[start of Data provided]
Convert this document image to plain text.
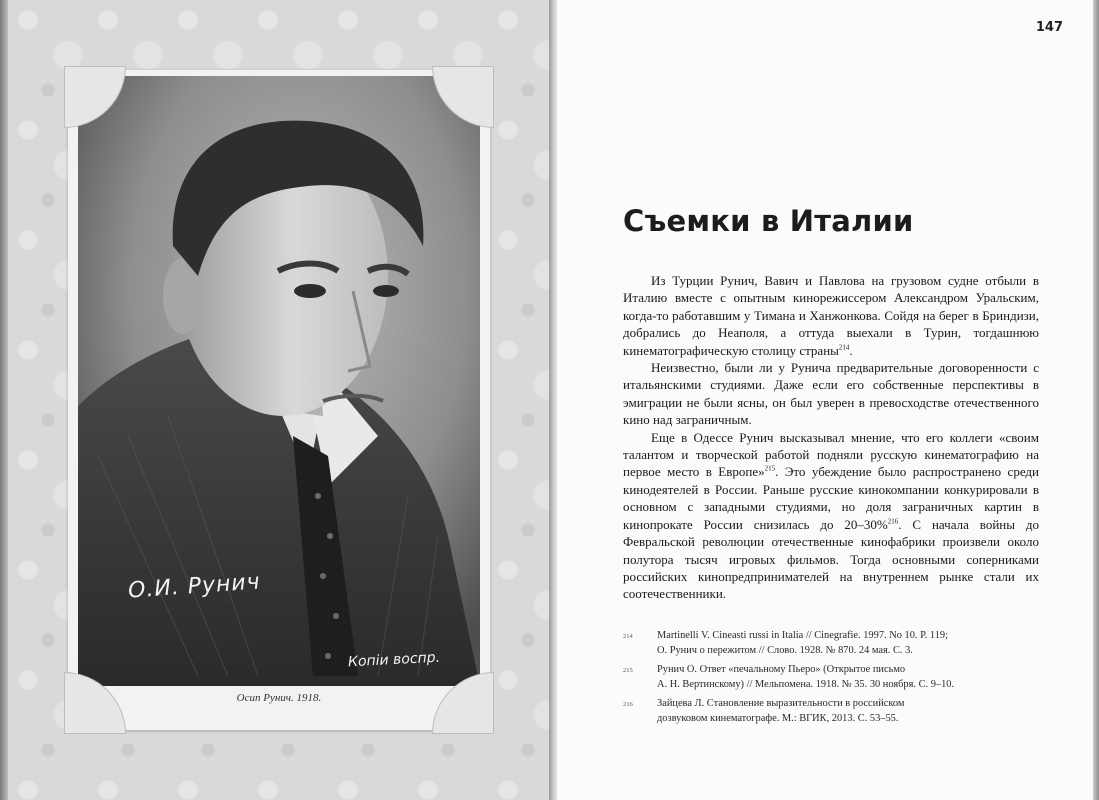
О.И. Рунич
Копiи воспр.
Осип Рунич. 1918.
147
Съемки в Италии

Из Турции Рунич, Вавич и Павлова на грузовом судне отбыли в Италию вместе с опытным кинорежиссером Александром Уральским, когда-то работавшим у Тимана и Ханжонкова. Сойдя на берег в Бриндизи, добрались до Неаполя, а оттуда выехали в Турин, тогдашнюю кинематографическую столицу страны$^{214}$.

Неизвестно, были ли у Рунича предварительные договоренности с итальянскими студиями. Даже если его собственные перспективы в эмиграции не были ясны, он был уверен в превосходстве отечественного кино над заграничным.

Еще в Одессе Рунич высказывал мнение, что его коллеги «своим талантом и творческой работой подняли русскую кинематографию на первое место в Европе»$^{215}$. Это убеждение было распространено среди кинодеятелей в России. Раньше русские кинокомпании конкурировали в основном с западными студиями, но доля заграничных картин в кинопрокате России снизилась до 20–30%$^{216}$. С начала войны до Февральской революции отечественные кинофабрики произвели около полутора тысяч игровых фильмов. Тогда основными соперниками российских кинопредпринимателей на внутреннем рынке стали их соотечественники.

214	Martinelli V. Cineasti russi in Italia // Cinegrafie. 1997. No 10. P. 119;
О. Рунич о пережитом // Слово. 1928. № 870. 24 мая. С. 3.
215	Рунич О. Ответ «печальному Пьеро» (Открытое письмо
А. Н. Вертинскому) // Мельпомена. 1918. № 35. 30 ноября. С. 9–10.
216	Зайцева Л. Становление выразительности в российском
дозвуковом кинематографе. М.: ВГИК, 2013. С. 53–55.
[end of Data provided]
§ Task to carry out: Extract every line of the data exactly; pictures stay out.

§ Exercise response:
Convert this document image to plain text.
О.И. Рунич
Копiи воспр.
Осип Рунич. 1918.
147
Съемки в Италии

Из Турции Рунич, Вавич и Павлова на грузовом судне отбыли в Италию вместе с опытным кинорежиссером Александром Уральским, когда-то работавшим у Тимана и Ханжонкова. Сойдя на берег в Бриндизи, добрались до Неаполя, а оттуда выехали в Турин, тогдашнюю кинематографическую столицу страны$^{214}$.

Неизвестно, были ли у Рунича предварительные договоренности с итальянскими студиями. Даже если его собственные перспективы в эмиграции не были ясны, он был уверен в превосходстве отечественного кино над заграничным.

Еще в Одессе Рунич высказывал мнение, что его коллеги «своим талантом и творческой работой подняли русскую кинематографию на первое место в Европе»$^{215}$. Это убеждение было распространено среди кинодеятелей в России. Раньше русские кинокомпании конкурировали в основном с западными студиями, но доля заграничных картин в кинопрокате России снизилась до 20–30%$^{216}$. С начала войны до Февральской революции отечественные кинофабрики произвели около полутора тысяч игровых фильмов. Тогда основными соперниками российских кинопредпринимателей на внутреннем рынке стали их соотечественники.

214	Martinelli V. Cineasti russi in Italia // Cinegrafie. 1997. No 10. P. 119;
О. Рунич о пережитом // Слово. 1928. № 870. 24 мая. С. 3.
215	Рунич О. Ответ «печальному Пьеро» (Открытое письмо
А. Н. Вертинскому) // Мельпомена. 1918. № 35. 30 ноября. С. 9–10.
216	Зайцева Л. Становление выразительности в российском
дозвуковом кинематографе. М.: ВГИК, 2013. С. 53–55.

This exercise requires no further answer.